### Your objective
Copy each line below that includes "color".

Figure record listings:

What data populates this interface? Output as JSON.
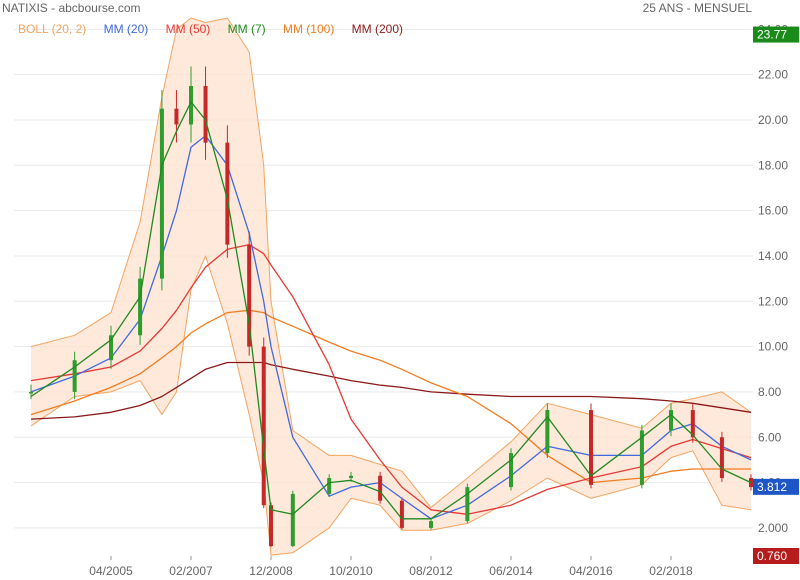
{
  "header": {
    "title": "NATIXIS - abcbourse.com",
    "period": "25 ANS - MENSUEL"
  },
  "legend": [
    {
      "label": "BOLL (20, 2)",
      "color": "#f4a460"
    },
    {
      "label": "MM (20)",
      "color": "#4169e1"
    },
    {
      "label": "MM (50)",
      "color": "#e53935"
    },
    {
      "label": "MM (7)",
      "color": "#1f8a1f"
    },
    {
      "label": "MM (100)",
      "color": "#f07d22"
    },
    {
      "label": "MM (200)",
      "color": "#8b1a1a"
    }
  ],
  "chart_data": {
    "type": "line",
    "x_ticks": [
      "04/2005",
      "02/2007",
      "12/2008",
      "10/2010",
      "08/2012",
      "06/2014",
      "04/2016",
      "02/2018"
    ],
    "y_ticks": [
      "2.000",
      "4.00",
      "6.00",
      "8.00",
      "10.00",
      "12.00",
      "14.00",
      "16.00",
      "18.00",
      "20.00",
      "22.00",
      "24.00"
    ],
    "ylim": [
      0.76,
      24.5
    ],
    "price_labels": [
      {
        "value": "23.77",
        "color": "#1a8a1a"
      },
      {
        "value": "3.812",
        "color": "#1e56c8"
      },
      {
        "value": "0.760",
        "color": "#b71c1c"
      }
    ],
    "approx_series": {
      "close": [
        {
          "date": "2003-06",
          "value": 8.0
        },
        {
          "date": "2004-06",
          "value": 9.4
        },
        {
          "date": "2005-04",
          "value": 10.5
        },
        {
          "date": "2005-12",
          "value": 13.0
        },
        {
          "date": "2006-06",
          "value": 20.5
        },
        {
          "date": "2006-10",
          "value": 19.8
        },
        {
          "date": "2007-02",
          "value": 21.5
        },
        {
          "date": "2007-06",
          "value": 19.0
        },
        {
          "date": "2007-12",
          "value": 14.5
        },
        {
          "date": "2008-06",
          "value": 10.0
        },
        {
          "date": "2008-10",
          "value": 3.0
        },
        {
          "date": "2008-12",
          "value": 1.2
        },
        {
          "date": "2009-06",
          "value": 3.5
        },
        {
          "date": "2010-04",
          "value": 4.2
        },
        {
          "date": "2010-10",
          "value": 4.3
        },
        {
          "date": "2011-06",
          "value": 3.2
        },
        {
          "date": "2011-12",
          "value": 2.0
        },
        {
          "date": "2012-08",
          "value": 2.3
        },
        {
          "date": "2013-06",
          "value": 3.8
        },
        {
          "date": "2014-06",
          "value": 5.3
        },
        {
          "date": "2015-04",
          "value": 7.2
        },
        {
          "date": "2016-04",
          "value": 3.9
        },
        {
          "date": "2017-06",
          "value": 6.3
        },
        {
          "date": "2018-02",
          "value": 7.2
        },
        {
          "date": "2018-08",
          "value": 6.0
        },
        {
          "date": "2019-04",
          "value": 4.2
        },
        {
          "date": "2019-12",
          "value": 3.8
        }
      ],
      "ma7": [
        {
          "date": "2003-06",
          "value": 7.8
        },
        {
          "date": "2004-06",
          "value": 9.1
        },
        {
          "date": "2005-04",
          "value": 10.3
        },
        {
          "date": "2005-12",
          "value": 12.2
        },
        {
          "date": "2006-06",
          "value": 18.0
        },
        {
          "date": "2006-10",
          "value": 19.5
        },
        {
          "date": "2007-02",
          "value": 20.8
        },
        {
          "date": "2007-06",
          "value": 20.0
        },
        {
          "date": "2007-12",
          "value": 16.5
        },
        {
          "date": "2008-06",
          "value": 11.0
        },
        {
          "date": "2008-10",
          "value": 5.5
        },
        {
          "date": "2008-12",
          "value": 2.8
        },
        {
          "date": "2009-06",
          "value": 2.6
        },
        {
          "date": "2010-04",
          "value": 4.0
        },
        {
          "date": "2010-10",
          "value": 4.1
        },
        {
          "date": "2011-06",
          "value": 3.6
        },
        {
          "date": "2011-12",
          "value": 2.4
        },
        {
          "date": "2012-08",
          "value": 2.4
        },
        {
          "date": "2013-06",
          "value": 3.5
        },
        {
          "date": "2014-06",
          "value": 5.0
        },
        {
          "date": "2015-04",
          "value": 6.9
        },
        {
          "date": "2016-04",
          "value": 4.3
        },
        {
          "date": "2017-06",
          "value": 6.0
        },
        {
          "date": "2018-02",
          "value": 7.0
        },
        {
          "date": "2018-08",
          "value": 6.1
        },
        {
          "date": "2019-04",
          "value": 4.6
        },
        {
          "date": "2019-12",
          "value": 4.0
        }
      ],
      "ma20": [
        {
          "date": "2003-06",
          "value": 8.0
        },
        {
          "date": "2004-06",
          "value": 8.7
        },
        {
          "date": "2005-04",
          "value": 9.5
        },
        {
          "date": "2005-12",
          "value": 11.2
        },
        {
          "date": "2006-06",
          "value": 14.0
        },
        {
          "date": "2006-10",
          "value": 16.0
        },
        {
          "date": "2007-02",
          "value": 18.8
        },
        {
          "date": "2007-06",
          "value": 19.3
        },
        {
          "date": "2007-12",
          "value": 18.0
        },
        {
          "date": "2008-06",
          "value": 15.0
        },
        {
          "date": "2008-10",
          "value": 12.0
        },
        {
          "date": "2008-12",
          "value": 10.0
        },
        {
          "date": "2009-06",
          "value": 6.0
        },
        {
          "date": "2010-04",
          "value": 3.4
        },
        {
          "date": "2010-10",
          "value": 3.8
        },
        {
          "date": "2011-06",
          "value": 4.0
        },
        {
          "date": "2011-12",
          "value": 3.3
        },
        {
          "date": "2012-08",
          "value": 2.4
        },
        {
          "date": "2013-06",
          "value": 3.0
        },
        {
          "date": "2014-06",
          "value": 4.3
        },
        {
          "date": "2015-04",
          "value": 5.6
        },
        {
          "date": "2016-04",
          "value": 5.2
        },
        {
          "date": "2017-06",
          "value": 5.2
        },
        {
          "date": "2018-02",
          "value": 6.3
        },
        {
          "date": "2018-08",
          "value": 6.6
        },
        {
          "date": "2019-04",
          "value": 5.6
        },
        {
          "date": "2019-12",
          "value": 5.0
        }
      ],
      "ma50": [
        {
          "date": "2003-06",
          "value": 8.5
        },
        {
          "date": "2004-06",
          "value": 8.8
        },
        {
          "date": "2005-04",
          "value": 9.1
        },
        {
          "date": "2005-12",
          "value": 9.8
        },
        {
          "date": "2006-06",
          "value": 10.8
        },
        {
          "date": "2006-10",
          "value": 11.6
        },
        {
          "date": "2007-02",
          "value": 12.6
        },
        {
          "date": "2007-06",
          "value": 13.5
        },
        {
          "date": "2007-12",
          "value": 14.3
        },
        {
          "date": "2008-06",
          "value": 14.5
        },
        {
          "date": "2008-10",
          "value": 14.1
        },
        {
          "date": "2008-12",
          "value": 13.6
        },
        {
          "date": "2009-06",
          "value": 12.2
        },
        {
          "date": "2010-04",
          "value": 9.2
        },
        {
          "date": "2010-10",
          "value": 6.8
        },
        {
          "date": "2011-06",
          "value": 5.0
        },
        {
          "date": "2011-12",
          "value": 3.8
        },
        {
          "date": "2012-08",
          "value": 2.8
        },
        {
          "date": "2013-06",
          "value": 2.6
        },
        {
          "date": "2014-06",
          "value": 3.0
        },
        {
          "date": "2015-04",
          "value": 3.7
        },
        {
          "date": "2016-04",
          "value": 4.2
        },
        {
          "date": "2017-06",
          "value": 4.7
        },
        {
          "date": "2018-02",
          "value": 5.6
        },
        {
          "date": "2018-08",
          "value": 5.9
        },
        {
          "date": "2019-04",
          "value": 5.5
        },
        {
          "date": "2019-12",
          "value": 5.1
        }
      ],
      "ma100": [
        {
          "date": "2003-06",
          "value": 7.0
        },
        {
          "date": "2004-06",
          "value": 7.6
        },
        {
          "date": "2005-04",
          "value": 8.2
        },
        {
          "date": "2005-12",
          "value": 8.8
        },
        {
          "date": "2006-06",
          "value": 9.5
        },
        {
          "date": "2006-10",
          "value": 10.0
        },
        {
          "date": "2007-02",
          "value": 10.6
        },
        {
          "date": "2007-06",
          "value": 11.0
        },
        {
          "date": "2007-12",
          "value": 11.5
        },
        {
          "date": "2008-06",
          "value": 11.6
        },
        {
          "date": "2008-10",
          "value": 11.5
        },
        {
          "date": "2008-12",
          "value": 11.3
        },
        {
          "date": "2009-06",
          "value": 10.9
        },
        {
          "date": "2010-04",
          "value": 10.2
        },
        {
          "date": "2010-10",
          "value": 9.8
        },
        {
          "date": "2011-06",
          "value": 9.4
        },
        {
          "date": "2011-12",
          "value": 9.0
        },
        {
          "date": "2012-08",
          "value": 8.4
        },
        {
          "date": "2013-06",
          "value": 7.8
        },
        {
          "date": "2014-06",
          "value": 6.6
        },
        {
          "date": "2015-04",
          "value": 5.2
        },
        {
          "date": "2016-04",
          "value": 4.0
        },
        {
          "date": "2017-06",
          "value": 4.2
        },
        {
          "date": "2018-02",
          "value": 4.5
        },
        {
          "date": "2018-08",
          "value": 4.6
        },
        {
          "date": "2019-04",
          "value": 4.6
        },
        {
          "date": "2019-12",
          "value": 4.6
        }
      ],
      "ma200": [
        {
          "date": "2003-06",
          "value": 6.8
        },
        {
          "date": "2004-06",
          "value": 6.9
        },
        {
          "date": "2005-04",
          "value": 7.1
        },
        {
          "date": "2005-12",
          "value": 7.4
        },
        {
          "date": "2006-06",
          "value": 7.8
        },
        {
          "date": "2006-10",
          "value": 8.2
        },
        {
          "date": "2007-02",
          "value": 8.6
        },
        {
          "date": "2007-06",
          "value": 9.0
        },
        {
          "date": "2007-12",
          "value": 9.3
        },
        {
          "date": "2008-06",
          "value": 9.3
        },
        {
          "date": "2008-10",
          "value": 9.3
        },
        {
          "date": "2008-12",
          "value": 9.2
        },
        {
          "date": "2009-06",
          "value": 9.0
        },
        {
          "date": "2010-04",
          "value": 8.7
        },
        {
          "date": "2010-10",
          "value": 8.5
        },
        {
          "date": "2011-06",
          "value": 8.3
        },
        {
          "date": "2011-12",
          "value": 8.2
        },
        {
          "date": "2012-08",
          "value": 8.0
        },
        {
          "date": "2013-06",
          "value": 7.9
        },
        {
          "date": "2014-06",
          "value": 7.8
        },
        {
          "date": "2015-04",
          "value": 7.8
        },
        {
          "date": "2016-04",
          "value": 7.8
        },
        {
          "date": "2017-06",
          "value": 7.7
        },
        {
          "date": "2018-02",
          "value": 7.6
        },
        {
          "date": "2018-08",
          "value": 7.5
        },
        {
          "date": "2019-04",
          "value": 7.3
        },
        {
          "date": "2019-12",
          "value": 7.1
        }
      ],
      "boll_upper": [
        {
          "date": "2003-06",
          "value": 10.0
        },
        {
          "date": "2004-06",
          "value": 10.5
        },
        {
          "date": "2005-04",
          "value": 11.5
        },
        {
          "date": "2005-12",
          "value": 15.5
        },
        {
          "date": "2006-06",
          "value": 21.0
        },
        {
          "date": "2006-10",
          "value": 24.0
        },
        {
          "date": "2007-02",
          "value": 24.5
        },
        {
          "date": "2007-06",
          "value": 24.3
        },
        {
          "date": "2007-12",
          "value": 24.5
        },
        {
          "date": "2008-06",
          "value": 23.0
        },
        {
          "date": "2008-10",
          "value": 18.0
        },
        {
          "date": "2008-12",
          "value": 12.0
        },
        {
          "date": "2009-06",
          "value": 6.3
        },
        {
          "date": "2010-04",
          "value": 5.2
        },
        {
          "date": "2010-10",
          "value": 5.2
        },
        {
          "date": "2011-06",
          "value": 4.8
        },
        {
          "date": "2011-12",
          "value": 4.5
        },
        {
          "date": "2012-08",
          "value": 2.9
        },
        {
          "date": "2013-06",
          "value": 4.2
        },
        {
          "date": "2014-06",
          "value": 5.8
        },
        {
          "date": "2015-04",
          "value": 7.5
        },
        {
          "date": "2016-04",
          "value": 7.0
        },
        {
          "date": "2017-06",
          "value": 6.4
        },
        {
          "date": "2018-02",
          "value": 7.5
        },
        {
          "date": "2018-08",
          "value": 7.7
        },
        {
          "date": "2019-04",
          "value": 8.0
        },
        {
          "date": "2019-12",
          "value": 7.1
        }
      ],
      "boll_lower": [
        {
          "date": "2003-06",
          "value": 6.5
        },
        {
          "date": "2004-06",
          "value": 7.8
        },
        {
          "date": "2005-04",
          "value": 8.0
        },
        {
          "date": "2005-12",
          "value": 8.5
        },
        {
          "date": "2006-06",
          "value": 7.0
        },
        {
          "date": "2006-10",
          "value": 8.0
        },
        {
          "date": "2007-02",
          "value": 12.5
        },
        {
          "date": "2007-06",
          "value": 14.0
        },
        {
          "date": "2007-12",
          "value": 11.0
        },
        {
          "date": "2008-06",
          "value": 7.0
        },
        {
          "date": "2008-10",
          "value": 4.0
        },
        {
          "date": "2008-12",
          "value": 0.8
        },
        {
          "date": "2009-06",
          "value": 0.9
        },
        {
          "date": "2010-04",
          "value": 2.0
        },
        {
          "date": "2010-10",
          "value": 3.3
        },
        {
          "date": "2011-06",
          "value": 3.0
        },
        {
          "date": "2011-12",
          "value": 1.9
        },
        {
          "date": "2012-08",
          "value": 1.9
        },
        {
          "date": "2013-06",
          "value": 2.2
        },
        {
          "date": "2014-06",
          "value": 3.2
        },
        {
          "date": "2015-04",
          "value": 4.2
        },
        {
          "date": "2016-04",
          "value": 3.3
        },
        {
          "date": "2017-06",
          "value": 3.9
        },
        {
          "date": "2018-02",
          "value": 5.1
        },
        {
          "date": "2018-08",
          "value": 5.4
        },
        {
          "date": "2019-04",
          "value": 3.0
        },
        {
          "date": "2019-12",
          "value": 2.8
        }
      ]
    }
  }
}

### Problem solution
      "color": "#f4a460"
      "color": "#4169e1"
      "color": "#e53935"
      "color": "#1f8a1f"
      "color": "#f07d22"
      "color": "#8b1a1a"
        "color": "#1a8a1a"
        "color": "#1e56c8"
        "color": "#b71c1c"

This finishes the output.